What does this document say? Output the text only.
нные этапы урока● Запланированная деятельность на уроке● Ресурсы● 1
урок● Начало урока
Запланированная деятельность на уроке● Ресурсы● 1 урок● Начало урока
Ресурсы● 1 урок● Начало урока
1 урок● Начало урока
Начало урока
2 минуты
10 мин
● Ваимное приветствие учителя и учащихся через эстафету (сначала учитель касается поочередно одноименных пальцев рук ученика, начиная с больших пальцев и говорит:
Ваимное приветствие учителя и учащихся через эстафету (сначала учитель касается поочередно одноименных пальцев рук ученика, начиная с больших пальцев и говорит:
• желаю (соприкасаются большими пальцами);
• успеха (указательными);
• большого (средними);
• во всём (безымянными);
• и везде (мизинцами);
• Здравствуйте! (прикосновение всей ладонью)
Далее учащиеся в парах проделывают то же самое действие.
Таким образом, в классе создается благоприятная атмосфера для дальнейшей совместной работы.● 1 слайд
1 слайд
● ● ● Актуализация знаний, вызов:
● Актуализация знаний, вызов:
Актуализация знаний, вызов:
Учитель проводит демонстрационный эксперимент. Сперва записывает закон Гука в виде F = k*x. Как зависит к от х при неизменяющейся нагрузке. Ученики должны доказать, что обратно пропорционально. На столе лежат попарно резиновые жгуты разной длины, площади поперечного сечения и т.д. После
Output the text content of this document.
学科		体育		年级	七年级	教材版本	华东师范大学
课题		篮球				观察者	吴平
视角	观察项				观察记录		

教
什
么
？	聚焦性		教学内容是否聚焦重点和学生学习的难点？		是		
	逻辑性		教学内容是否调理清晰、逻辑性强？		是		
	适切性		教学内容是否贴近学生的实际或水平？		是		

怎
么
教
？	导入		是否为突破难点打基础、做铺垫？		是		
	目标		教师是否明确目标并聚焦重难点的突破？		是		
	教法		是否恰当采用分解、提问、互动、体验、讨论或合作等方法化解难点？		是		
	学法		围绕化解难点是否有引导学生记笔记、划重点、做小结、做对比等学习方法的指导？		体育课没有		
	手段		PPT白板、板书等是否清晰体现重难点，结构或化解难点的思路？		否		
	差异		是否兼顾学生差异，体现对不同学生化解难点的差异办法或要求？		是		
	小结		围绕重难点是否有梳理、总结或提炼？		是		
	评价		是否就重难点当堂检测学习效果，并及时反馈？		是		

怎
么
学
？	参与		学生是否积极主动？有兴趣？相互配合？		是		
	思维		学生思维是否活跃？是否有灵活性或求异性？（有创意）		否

# # #

§ What is needed
Reproduce precisely the span of lines that begins at the line containing "Output the text content of this document." and ends with the last line of the listing.

§ Solution for this exercise
Output the text content of this document.
学科		体育		年级	七年级	教材版本	华东师范大学
课题		篮球				观察者	吴平
视角	观察项				观察记录		

教
什
么
？	聚焦性		教学内容是否聚焦重点和学生学习的难点？		是		
	逻辑性		教学内容是否调理清晰、逻辑性强？		是		
	适切性		教学内容是否贴近学生的实际或水平？		是		

怎
么
教
？	导入		是否为突破难点打基础、做铺垫？		是		
	目标		教师是否明确目标并聚焦重难点的突破？		是		
	教法		是否恰当采用分解、提问、互动、体验、讨论或合作等方法化解难点？		是		
	学法		围绕化解难点是否有引导学生记笔记、划重点、做小结、做对比等学习方法的指导？		体育课没有		
	手段		PPT白板、板书等是否清晰体现重难点，结构或化解难点的思路？		否		
	差异		是否兼顾学生差异，体现对不同学生化解难点的差异办法或要求？		是		
	小结		围绕重难点是否有梳理、总结或提炼？		是		
	评价		是否就重难点当堂检测学习效果，并及时反馈？		是		

怎
么
学
？	参与		学生是否积极主动？有兴趣？相互配合？		是		
	思维		学生思维是否活跃？是否有灵活性或求异性？（有创意）		否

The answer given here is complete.